DATA FOR THE TASK

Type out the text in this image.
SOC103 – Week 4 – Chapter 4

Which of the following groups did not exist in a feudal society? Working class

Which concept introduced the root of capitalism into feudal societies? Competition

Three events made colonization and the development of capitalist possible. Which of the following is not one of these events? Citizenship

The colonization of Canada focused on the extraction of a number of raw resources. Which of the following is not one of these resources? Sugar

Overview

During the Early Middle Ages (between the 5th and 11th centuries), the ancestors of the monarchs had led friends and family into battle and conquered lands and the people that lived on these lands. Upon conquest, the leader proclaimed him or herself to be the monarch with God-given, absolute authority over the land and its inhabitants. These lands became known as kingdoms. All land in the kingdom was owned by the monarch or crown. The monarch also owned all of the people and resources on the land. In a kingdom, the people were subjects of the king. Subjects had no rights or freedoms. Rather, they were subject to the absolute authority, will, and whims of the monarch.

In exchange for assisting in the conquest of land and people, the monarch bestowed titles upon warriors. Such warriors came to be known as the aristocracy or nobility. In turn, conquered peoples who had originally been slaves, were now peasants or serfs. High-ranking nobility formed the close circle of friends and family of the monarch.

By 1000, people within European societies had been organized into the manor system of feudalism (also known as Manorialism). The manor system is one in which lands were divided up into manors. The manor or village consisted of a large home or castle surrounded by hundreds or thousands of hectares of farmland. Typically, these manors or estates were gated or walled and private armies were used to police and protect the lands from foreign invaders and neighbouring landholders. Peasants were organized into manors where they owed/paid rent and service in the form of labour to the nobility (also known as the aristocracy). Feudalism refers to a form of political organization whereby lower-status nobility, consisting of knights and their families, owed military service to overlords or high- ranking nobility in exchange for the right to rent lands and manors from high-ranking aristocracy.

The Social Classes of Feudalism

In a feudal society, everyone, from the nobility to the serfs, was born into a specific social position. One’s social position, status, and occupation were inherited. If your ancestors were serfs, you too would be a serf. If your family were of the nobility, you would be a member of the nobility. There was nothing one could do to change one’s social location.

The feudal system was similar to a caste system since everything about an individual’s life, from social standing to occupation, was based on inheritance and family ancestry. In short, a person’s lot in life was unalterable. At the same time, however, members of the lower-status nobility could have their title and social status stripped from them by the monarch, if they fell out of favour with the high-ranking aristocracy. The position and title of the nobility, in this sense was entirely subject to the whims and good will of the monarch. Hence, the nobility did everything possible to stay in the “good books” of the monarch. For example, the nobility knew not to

TASK BRIEF
Above are the records; copy all of them exactly.

FULL SOLUTION
Type out the text in this image.
SOC103 – Week 4 – Chapter 4

Which of the following groups did not exist in a feudal society? Working class

Which concept introduced the root of capitalism into feudal societies? Competition

Three events made colonization and the development of capitalist possible. Which of the following is not one of these events? Citizenship

The colonization of Canada focused on the extraction of a number of raw resources. Which of the following is not one of these resources? Sugar

Overview

During the Early Middle Ages (between the 5th and 11th centuries), the ancestors of the monarchs had led friends and family into battle and conquered lands and the people that lived on these lands. Upon conquest, the leader proclaimed him or herself to be the monarch with God-given, absolute authority over the land and its inhabitants. These lands became known as kingdoms. All land in the kingdom was owned by the monarch or crown. The monarch also owned all of the people and resources on the land. In a kingdom, the people were subjects of the king. Subjects had no rights or freedoms. Rather, they were subject to the absolute authority, will, and whims of the monarch.

In exchange for assisting in the conquest of land and people, the monarch bestowed titles upon warriors. Such warriors came to be known as the aristocracy or nobility. In turn, conquered peoples who had originally been slaves, were now peasants or serfs. High-ranking nobility formed the close circle of friends and family of the monarch.

By 1000, people within European societies had been organized into the manor system of feudalism (also known as Manorialism). The manor system is one in which lands were divided up into manors. The manor or village consisted of a large home or castle surrounded by hundreds or thousands of hectares of farmland. Typically, these manors or estates were gated or walled and private armies were used to police and protect the lands from foreign invaders and neighbouring landholders. Peasants were organized into manors where they owed/paid rent and service in the form of labour to the nobility (also known as the aristocracy). Feudalism refers to a form of political organization whereby lower-status nobility, consisting of knights and their families, owed military service to overlords or high- ranking nobility in exchange for the right to rent lands and manors from high-ranking aristocracy.

The Social Classes of Feudalism

In a feudal society, everyone, from the nobility to the serfs, was born into a specific social position. One’s social position, status, and occupation were inherited. If your ancestors were serfs, you too would be a serf. If your family were of the nobility, you would be a member of the nobility. There was nothing one could do to change one’s social location.

The feudal system was similar to a caste system since everything about an individual’s life, from social standing to occupation, was based on inheritance and family ancestry. In short, a person’s lot in life was unalterable. At the same time, however, members of the lower-status nobility could have their title and social status stripped from them by the monarch, if they fell out of favour with the high-ranking aristocracy. The position and title of the nobility, in this sense was entirely subject to the whims and good will of the monarch. Hence, the nobility did everything possible to stay in the “good books” of the monarch. For example, the nobility knew not to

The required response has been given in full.